Materials provided -
# # # # #
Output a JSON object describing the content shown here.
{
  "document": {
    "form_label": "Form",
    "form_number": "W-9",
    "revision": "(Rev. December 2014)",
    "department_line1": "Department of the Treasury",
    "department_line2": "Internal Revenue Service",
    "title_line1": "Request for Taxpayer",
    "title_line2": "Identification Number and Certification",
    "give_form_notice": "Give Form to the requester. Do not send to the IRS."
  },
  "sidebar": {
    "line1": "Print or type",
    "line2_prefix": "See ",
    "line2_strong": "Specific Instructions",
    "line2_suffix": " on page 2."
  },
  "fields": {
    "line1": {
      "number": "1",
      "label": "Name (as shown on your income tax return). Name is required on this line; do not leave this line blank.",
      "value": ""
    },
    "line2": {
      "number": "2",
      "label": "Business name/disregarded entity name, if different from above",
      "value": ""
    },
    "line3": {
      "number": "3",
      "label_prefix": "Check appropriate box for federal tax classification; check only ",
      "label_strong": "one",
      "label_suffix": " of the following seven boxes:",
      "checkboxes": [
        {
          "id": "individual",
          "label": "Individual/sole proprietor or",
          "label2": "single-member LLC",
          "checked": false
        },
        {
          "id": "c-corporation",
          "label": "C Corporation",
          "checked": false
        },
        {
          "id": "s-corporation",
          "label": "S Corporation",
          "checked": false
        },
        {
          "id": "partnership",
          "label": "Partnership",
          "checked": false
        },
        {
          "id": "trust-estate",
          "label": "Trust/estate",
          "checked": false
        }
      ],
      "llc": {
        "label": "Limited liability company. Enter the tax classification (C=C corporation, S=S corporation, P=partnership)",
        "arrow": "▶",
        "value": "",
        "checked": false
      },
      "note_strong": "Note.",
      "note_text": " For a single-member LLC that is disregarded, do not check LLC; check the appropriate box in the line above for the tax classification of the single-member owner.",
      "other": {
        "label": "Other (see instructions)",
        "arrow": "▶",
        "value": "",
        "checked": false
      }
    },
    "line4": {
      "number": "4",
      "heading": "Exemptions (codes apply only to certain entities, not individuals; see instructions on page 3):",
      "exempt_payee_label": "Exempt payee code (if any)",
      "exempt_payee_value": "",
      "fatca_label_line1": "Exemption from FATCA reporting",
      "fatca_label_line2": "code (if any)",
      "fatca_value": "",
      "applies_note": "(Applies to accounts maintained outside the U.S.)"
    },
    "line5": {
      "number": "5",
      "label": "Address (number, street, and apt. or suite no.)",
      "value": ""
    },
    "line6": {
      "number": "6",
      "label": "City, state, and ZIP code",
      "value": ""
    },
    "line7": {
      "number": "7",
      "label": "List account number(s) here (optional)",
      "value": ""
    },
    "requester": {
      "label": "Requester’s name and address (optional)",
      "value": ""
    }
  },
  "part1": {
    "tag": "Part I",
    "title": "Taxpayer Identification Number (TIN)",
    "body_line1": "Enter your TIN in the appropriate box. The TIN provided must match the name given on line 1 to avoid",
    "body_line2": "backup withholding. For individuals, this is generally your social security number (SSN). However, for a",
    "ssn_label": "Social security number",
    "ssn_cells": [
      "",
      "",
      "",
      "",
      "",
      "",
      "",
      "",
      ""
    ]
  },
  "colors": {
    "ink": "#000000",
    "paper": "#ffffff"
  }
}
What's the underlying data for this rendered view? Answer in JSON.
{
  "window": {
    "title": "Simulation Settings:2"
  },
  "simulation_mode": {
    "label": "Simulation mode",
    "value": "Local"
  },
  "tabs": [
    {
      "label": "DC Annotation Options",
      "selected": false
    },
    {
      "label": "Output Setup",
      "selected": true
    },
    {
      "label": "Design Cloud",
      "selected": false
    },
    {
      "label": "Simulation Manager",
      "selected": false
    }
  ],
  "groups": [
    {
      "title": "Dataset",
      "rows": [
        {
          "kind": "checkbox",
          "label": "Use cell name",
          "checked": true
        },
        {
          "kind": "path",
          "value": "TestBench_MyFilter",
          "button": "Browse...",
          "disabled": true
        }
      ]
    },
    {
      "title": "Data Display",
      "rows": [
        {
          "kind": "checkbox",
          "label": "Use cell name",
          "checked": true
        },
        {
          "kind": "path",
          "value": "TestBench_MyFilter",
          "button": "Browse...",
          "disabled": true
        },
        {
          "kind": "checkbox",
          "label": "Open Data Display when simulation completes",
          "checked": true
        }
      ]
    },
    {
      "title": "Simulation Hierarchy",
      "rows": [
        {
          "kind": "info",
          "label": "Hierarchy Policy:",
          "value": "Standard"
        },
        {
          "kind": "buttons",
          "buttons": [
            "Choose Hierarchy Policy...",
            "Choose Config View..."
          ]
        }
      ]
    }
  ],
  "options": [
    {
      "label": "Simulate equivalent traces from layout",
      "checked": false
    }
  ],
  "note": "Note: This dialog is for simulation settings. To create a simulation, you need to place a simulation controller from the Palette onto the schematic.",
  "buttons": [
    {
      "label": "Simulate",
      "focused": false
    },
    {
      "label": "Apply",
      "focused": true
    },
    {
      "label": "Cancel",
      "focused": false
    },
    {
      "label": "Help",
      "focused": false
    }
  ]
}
# # # # #
Brief - Write an exact transcription of every entry above.

Written response -
Output a JSON object describing the content shown here.
{
  "document": {
    "form_label": "Form",
    "form_number": "W-9",
    "revision": "(Rev. December 2014)",
    "department_line1": "Department of the Treasury",
    "department_line2": "Internal Revenue Service",
    "title_line1": "Request for Taxpayer",
    "title_line2": "Identification Number and Certification",
    "give_form_notice": "Give Form to the requester. Do not send to the IRS."
  },
  "sidebar": {
    "line1": "Print or type",
    "line2_prefix": "See ",
    "line2_strong": "Specific Instructions",
    "line2_suffix": " on page 2."
  },
  "fields": {
    "line1": {
      "number": "1",
      "label": "Name (as shown on your income tax return). Name is required on this line; do not leave this line blank.",
      "value": ""
    },
    "line2": {
      "number": "2",
      "label": "Business name/disregarded entity name, if different from above",
      "value": ""
    },
    "line3": {
      "number": "3",
      "label_prefix": "Check appropriate box for federal tax classification; check only ",
      "label_strong": "one",
      "label_suffix": " of the following seven boxes:",
      "checkboxes": [
        {
          "id": "individual",
          "label": "Individual/sole proprietor or",
          "label2": "single-member LLC",
          "checked": false
        },
        {
          "id": "c-corporation",
          "label": "C Corporation",
          "checked": false
        },
        {
          "id": "s-corporation",
          "label": "S Corporation",
          "checked": false
        },
        {
          "id": "partnership",
          "label": "Partnership",
          "checked": false
        },
        {
          "id": "trust-estate",
          "label": "Trust/estate",
          "checked": false
        }
      ],
      "llc": {
        "label": "Limited liability company. Enter the tax classification (C=C corporation, S=S corporation, P=partnership)",
        "arrow": "▶",
        "value": "",
        "checked": false
      },
      "note_strong": "Note.",
      "note_text": " For a single-member LLC that is disregarded, do not check LLC; check the appropriate box in the line above for the tax classification of the single-member owner.",
      "other": {
        "label": "Other (see instructions)",
        "arrow": "▶",
        "value": "",
        "checked": false
      }
    },
    "line4": {
      "number": "4",
      "heading": "Exemptions (codes apply only to certain entities, not individuals; see instructions on page 3):",
      "exempt_payee_label": "Exempt payee code (if any)",
      "exempt_payee_value": "",
      "fatca_label_line1": "Exemption from FATCA reporting",
      "fatca_label_line2": "code (if any)",
      "fatca_value": "",
      "applies_note": "(Applies to accounts maintained outside the U.S.)"
    },
    "line5": {
      "number": "5",
      "label": "Address (number, street, and apt. or suite no.)",
      "value": ""
    },
    "line6": {
      "number": "6",
      "label": "City, state, and ZIP code",
      "value": ""
    },
    "line7": {
      "number": "7",
      "label": "List account number(s) here (optional)",
      "value": ""
    },
    "requester": {
      "label": "Requester’s name and address (optional)",
      "value": ""
    }
  },
  "part1": {
    "tag": "Part I",
    "title": "Taxpayer Identification Number (TIN)",
    "body_line1": "Enter your TIN in the appropriate box. The TIN provided must match the name given on line 1 to avoid",
    "body_line2": "backup withholding. For individuals, this is generally your social security number (SSN). However, for a",
    "ssn_label": "Social security number",
    "ssn_cells": [
      "",
      "",
      "",
      "",
      "",
      "",
      "",
      "",
      ""
    ]
  },
  "colors": {
    "ink": "#000000",
    "paper": "#ffffff"
  }
}
What's the underlying data for this rendered view? Answer in JSON.
{
  "window": {
    "title": "Simulation Settings:2"
  },
  "simulation_mode": {
    "label": "Simulation mode",
    "value": "Local"
  },
  "tabs": [
    {
      "label": "DC Annotation Options",
      "selected": false
    },
    {
      "label": "Output Setup",
      "selected": true
    },
    {
      "label": "Design Cloud",
      "selected": false
    },
    {
      "label": "Simulation Manager",
      "selected": false
    }
  ],
  "groups": [
    {
      "title": "Dataset",
      "rows": [
        {
          "kind": "checkbox",
          "label": "Use cell name",
          "checked": true
        },
        {
          "kind": "path",
          "value": "TestBench_MyFilter",
          "button": "Browse...",
          "disabled": true
        }
      ]
    },
    {
      "title": "Data Display",
      "rows": [
        {
          "kind": "checkbox",
          "label": "Use cell name",
          "checked": true
        },
        {
          "kind": "path",
          "value": "TestBench_MyFilter",
          "button": "Browse...",
          "disabled": true
        },
        {
          "kind": "checkbox",
          "label": "Open Data Display when simulation completes",
          "checked": true
        }
      ]
    },
    {
      "title": "Simulation Hierarchy",
      "rows": [
        {
          "kind": "info",
          "label": "Hierarchy Policy:",
          "value": "Standard"
        },
        {
          "kind": "buttons",
          "buttons": [
            "Choose Hierarchy Policy...",
            "Choose Config View..."
          ]
        }
      ]
    }
  ],
  "options": [
    {
      "label": "Simulate equivalent traces from layout",
      "checked": false
    }
  ],
  "note": "Note: This dialog is for simulation settings. To create a simulation, you need to place a simulation controller from the Palette onto the schematic.",
  "buttons": [
    {
      "label": "Simulate",
      "focused": false
    },
    {
      "label": "Apply",
      "focused": true
    },
    {
      "label": "Cancel",
      "focused": false
    },
    {
      "label": "Help",
      "focused": false
    }
  ]
}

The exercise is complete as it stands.